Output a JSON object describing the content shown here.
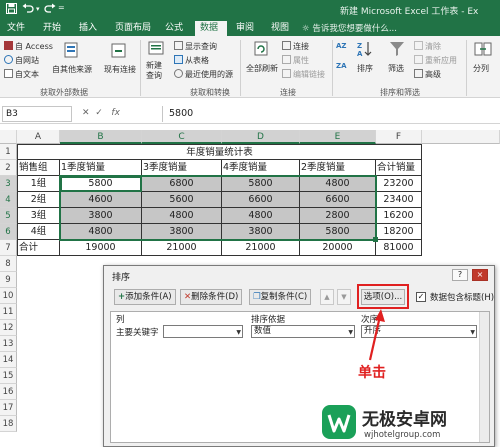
{
  "titlebar": {
    "title": "新建 Microsoft Excel 工作表 - Ex",
    "save_icon": "save-icon",
    "undo_icon": "undo-icon",
    "redo_icon": "redo-icon",
    "brand_color": "#217346"
  },
  "menu": {
    "tabs": [
      "文件",
      "开始",
      "插入",
      "页面布局",
      "公式",
      "数据",
      "审阅",
      "视图"
    ],
    "active_tab": "数据",
    "tell_me": "告诉我您想要做什么..."
  },
  "ribbon": {
    "get_external": {
      "items": [
        "自 Access",
        "自网站",
        "自文本",
        "自其他来源",
        "现有连接"
      ],
      "group_label": "获取外部数据"
    },
    "get_transform": {
      "new_query": "新建\n查询",
      "items": [
        "显示查询",
        "从表格",
        "最近使用的源"
      ],
      "group_label": "获取和转换"
    },
    "connections": {
      "refresh_all": "全部刷新",
      "items": [
        "连接",
        "属性",
        "编辑链接"
      ],
      "group_label": "连接"
    },
    "sort_filter": {
      "sort_az": "AZ",
      "sort_za": "ZA",
      "sort": "排序",
      "filter": "筛选",
      "items": [
        "清除",
        "重新应用",
        "高级"
      ],
      "group_label": "排序和筛选"
    },
    "text_to_columns": "分列"
  },
  "formula_bar": {
    "name_box": "B3",
    "fx": "fx",
    "value": "5800"
  },
  "sheet": {
    "col_headers": [
      "A",
      "B",
      "C",
      "D",
      "E",
      "F"
    ],
    "selected_cols": [
      "B",
      "C",
      "D",
      "E"
    ],
    "row_headers": [
      "1",
      "2",
      "3",
      "4",
      "5",
      "6",
      "7",
      "8",
      "9",
      "10",
      "11",
      "12",
      "13",
      "14",
      "15",
      "16",
      "17",
      "18"
    ],
    "selected_rows": [
      "3",
      "4",
      "5",
      "6"
    ],
    "title": "年度销量统计表",
    "header_row": [
      "销售组",
      "1季度销量",
      "3季度销量",
      "4季度销量",
      "2季度销量",
      "合计销量"
    ],
    "rows": [
      [
        "1组",
        "5800",
        "6800",
        "5800",
        "4800",
        "23200"
      ],
      [
        "2组",
        "4600",
        "5600",
        "6600",
        "6600",
        "23400"
      ],
      [
        "3组",
        "3800",
        "4800",
        "4800",
        "2800",
        "16200"
      ],
      [
        "4组",
        "4800",
        "3800",
        "3800",
        "5800",
        "18200"
      ]
    ],
    "total_row": [
      "合计",
      "19000",
      "21000",
      "21000",
      "20000",
      "81000"
    ]
  },
  "sort_dialog": {
    "title": "排序",
    "help": "?",
    "close": "×",
    "add_level": "添加条件(A)",
    "delete_level": "删除条件(D)",
    "copy_level": "复制条件(C)",
    "move_up": "▲",
    "move_down": "▼",
    "options": "选项(O)...",
    "has_headers_label": "数据包含标题(H)",
    "has_headers_checked": "✓",
    "col_header": "列",
    "sort_on_header": "排序依据",
    "order_header": "次序",
    "row_label": "主要关键字",
    "row_sort_on": "数值",
    "row_order": "升序",
    "highlight_color": "#e02020"
  },
  "annotation": {
    "text": "单击"
  },
  "watermark": {
    "name": "无极安卓网",
    "url": "wjhotelgroup.com"
  }
}
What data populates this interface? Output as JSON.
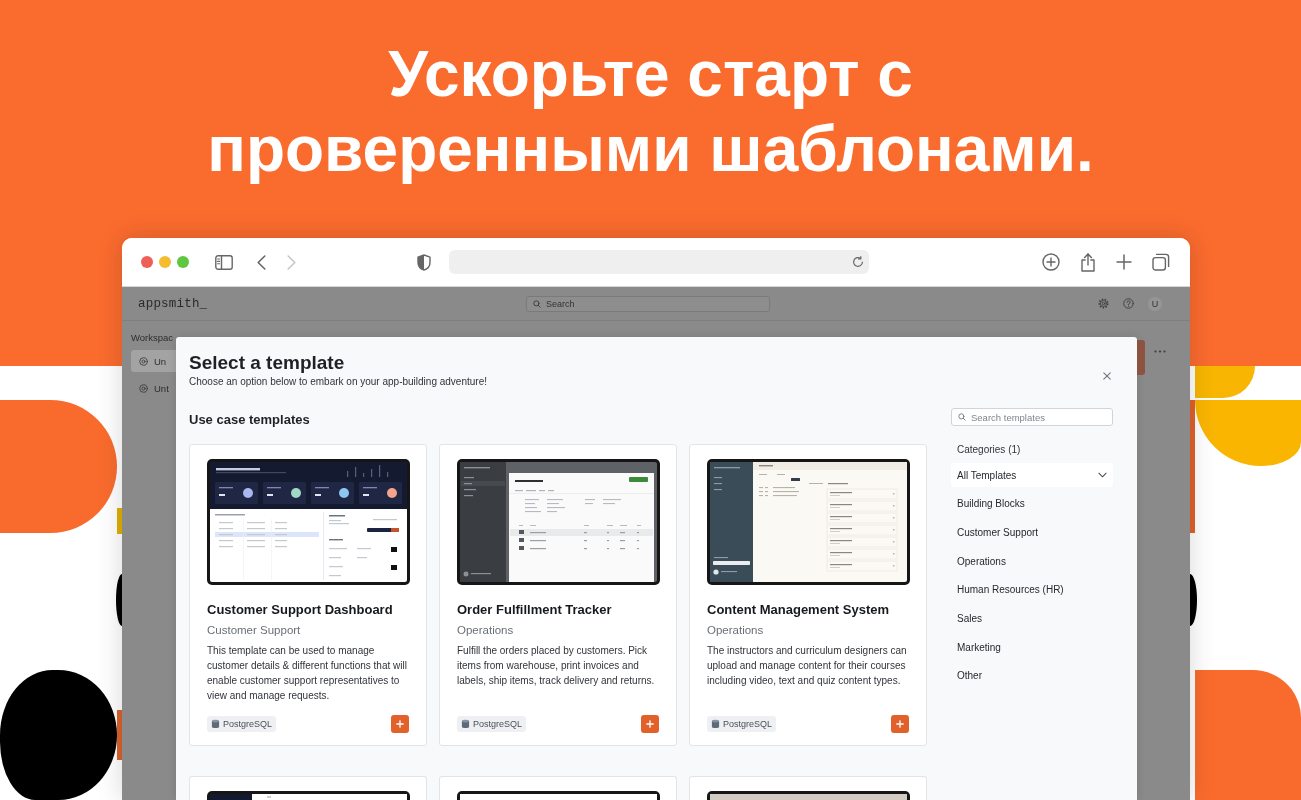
{
  "headline": "Ускорьте старт с проверенными шаблонами.",
  "browser": {
    "back": {
      "disabled": false
    },
    "forward": {
      "disabled": true
    }
  },
  "app": {
    "logo": "appsmith_",
    "search": {
      "placeholder": "Search"
    },
    "avatar": "U",
    "sidebar": {
      "title": "Workspac",
      "items": [
        {
          "label": "Un",
          "selected": true
        },
        {
          "label": "Unt",
          "selected": false
        }
      ]
    }
  },
  "modal": {
    "title": "Select a template",
    "subtitle": "Choose an option below to embark on your app-building adventure!",
    "section_title": "Use case templates",
    "search": {
      "placeholder": "Search templates"
    },
    "categories_title": "Categories (1)",
    "categories": [
      {
        "label": "All Templates",
        "selected": true
      },
      {
        "label": "Building Blocks",
        "selected": false
      },
      {
        "label": "Customer Support",
        "selected": false
      },
      {
        "label": "Operations",
        "selected": false
      },
      {
        "label": "Human Resources (HR)",
        "selected": false
      },
      {
        "label": "Sales",
        "selected": false
      },
      {
        "label": "Marketing",
        "selected": false
      },
      {
        "label": "Other",
        "selected": false
      }
    ],
    "templates": [
      {
        "kind": "dashboard",
        "title": "Customer Support Dashboard",
        "category": "Customer Support",
        "description": "This template can be used to manage customer details & different functions that will enable customer support representatives to view and manage requests.",
        "datasource": "PostgreSQL"
      },
      {
        "kind": "orders",
        "title": "Order Fulfillment Tracker",
        "category": "Operations",
        "description": "Fulfill the orders placed by customers. Pick items from warehouse, print invoices and labels, ship items, track delivery and returns.",
        "datasource": "PostgreSQL"
      },
      {
        "kind": "cms",
        "title": "Content Management System",
        "category": "Operations",
        "description": "The instructors and curriculum designers can upload and manage content for their courses including video, text and quiz content types.",
        "datasource": "PostgreSQL"
      }
    ],
    "more_templates": [
      {
        "kind": "navy-split"
      },
      {
        "kind": "plain"
      },
      {
        "kind": "stone"
      }
    ]
  }
}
□ □ □
THE PROBLEM
Would you mind returning each entry above word for word, skipping the images?

RESPONSE
Output a JSON object describing the content shown here.
{
  "titlebar": {
    "title": "新建 Microsoft Excel 工作表 - Ex",
    "save_icon": "save-icon",
    "undo_icon": "undo-icon",
    "redo_icon": "redo-icon",
    "brand_color": "#217346"
  },
  "menu": {
    "tabs": [
      "文件",
      "开始",
      "插入",
      "页面布局",
      "公式",
      "数据",
      "审阅",
      "视图"
    ],
    "active_tab": "数据",
    "tell_me": "告诉我您想要做什么..."
  },
  "ribbon": {
    "get_external": {
      "items": [
        "自 Access",
        "自网站",
        "自文本",
        "自其他来源",
        "现有连接"
      ],
      "group_label": "获取外部数据"
    },
    "get_transform": {
      "new_query": "新建\n查询",
      "items": [
        "显示查询",
        "从表格",
        "最近使用的源"
      ],
      "group_label": "获取和转换"
    },
    "connections": {
      "refresh_all": "全部刷新",
      "items": [
        "连接",
        "属性",
        "编辑链接"
      ],
      "group_label": "连接"
    },
    "sort_filter": {
      "sort_az": "AZ",
      "sort_za": "ZA",
      "sort": "排序",
      "filter": "筛选",
      "items": [
        "清除",
        "重新应用",
        "高级"
      ],
      "group_label": "排序和筛选"
    },
    "text_to_columns": "分列"
  },
  "formula_bar": {
    "name_box": "B3",
    "fx": "fx",
    "value": "5800"
  },
  "sheet": {
    "col_headers": [
      "A",
      "B",
      "C",
      "D",
      "E",
      "F"
    ],
    "selected_cols": [
      "B",
      "C",
      "D",
      "E"
    ],
    "row_headers": [
      "1",
      "2",
      "3",
      "4",
      "5",
      "6",
      "7",
      "8",
      "9",
      "10",
      "11",
      "12",
      "13",
      "14",
      "15",
      "16",
      "17",
      "18"
    ],
    "selected_rows": [
      "3",
      "4",
      "5",
      "6"
    ],
    "title": "年度销量统计表",
    "header_row": [
      "销售组",
      "1季度销量",
      "3季度销量",
      "4季度销量",
      "2季度销量",
      "合计销量"
    ],
    "rows": [
      [
        "1组",
        "5800",
        "6800",
        "5800",
        "4800",
        "23200"
      ],
      [
        "2组",
        "4600",
        "5600",
        "6600",
        "6600",
        "23400"
      ],
      [
        "3组",
        "3800",
        "4800",
        "4800",
        "2800",
        "16200"
      ],
      [
        "4组",
        "4800",
        "3800",
        "3800",
        "5800",
        "18200"
      ]
    ],
    "total_row": [
      "合计",
      "19000",
      "21000",
      "21000",
      "20000",
      "81000"
    ]
  },
  "sort_dialog": {
    "title": "排序",
    "help": "?",
    "close": "×",
    "add_level": "添加条件(A)",
    "delete_level": "删除条件(D)",
    "copy_level": "复制条件(C)",
    "move_up": "▲",
    "move_down": "▼",
    "options": "选项(O)...",
    "has_headers_label": "数据包含标题(H)",
    "has_headers_checked": "✓",
    "col_header": "列",
    "sort_on_header": "排序依据",
    "order_header": "次序",
    "row_label": "主要关键字",
    "row_sort_on": "数值",
    "row_order": "升序",
    "highlight_color": "#e02020"
  },
  "annotation": {
    "text": "单击"
  },
  "watermark": {
    "name": "无极安卓网",
    "url": "wjhotelgroup.com"
  }
}
What data populates this interface? Output as JSON.
{
  "headline": "Ускорьте старт с проверенными шаблонами.",
  "browser": {
    "back": {
      "disabled": false
    },
    "forward": {
      "disabled": true
    }
  },
  "app": {
    "logo": "appsmith_",
    "search": {
      "placeholder": "Search"
    },
    "avatar": "U",
    "sidebar": {
      "title": "Workspac",
      "items": [
        {
          "label": "Un",
          "selected": true
        },
        {
          "label": "Unt",
          "selected": false
        }
      ]
    }
  },
  "modal": {
    "title": "Select a template",
    "subtitle": "Choose an option below to embark on your app-building adventure!",
    "section_title": "Use case templates",
    "search": {
      "placeholder": "Search templates"
    },
    "categories_title": "Categories (1)",
    "categories": [
      {
        "label": "All Templates",
        "selected": true
      },
      {
        "label": "Building Blocks",
        "selected": false
      },
      {
        "label": "Customer Support",
        "selected": false
      },
      {
        "label": "Operations",
        "selected": false
      },
      {
        "label": "Human Resources (HR)",
        "selected": false
      },
      {
        "label": "Sales",
        "selected": false
      },
      {
        "label": "Marketing",
        "selected": false
      },
      {
        "label": "Other",
        "selected": false
      }
    ],
    "templates": [
      {
        "kind": "dashboard",
        "title": "Customer Support Dashboard",
        "category": "Customer Support",
        "description": "This template can be used to manage customer details & different functions that will enable customer support representatives to view and manage requests.",
        "datasource": "PostgreSQL"
      },
      {
        "kind": "orders",
        "title": "Order Fulfillment Tracker",
        "category": "Operations",
        "description": "Fulfill the orders placed by customers. Pick items from warehouse, print invoices and labels, ship items, track delivery and returns.",
        "datasource": "PostgreSQL"
      },
      {
        "kind": "cms",
        "title": "Content Management System",
        "category": "Operations",
        "description": "The instructors and curriculum designers can upload and manage content for their courses including video, text and quiz content types.",
        "datasource": "PostgreSQL"
      }
    ],
    "more_templates": [
      {
        "kind": "navy-split"
      },
      {
        "kind": "plain"
      },
      {
        "kind": "stone"
      }
    ]
  }
}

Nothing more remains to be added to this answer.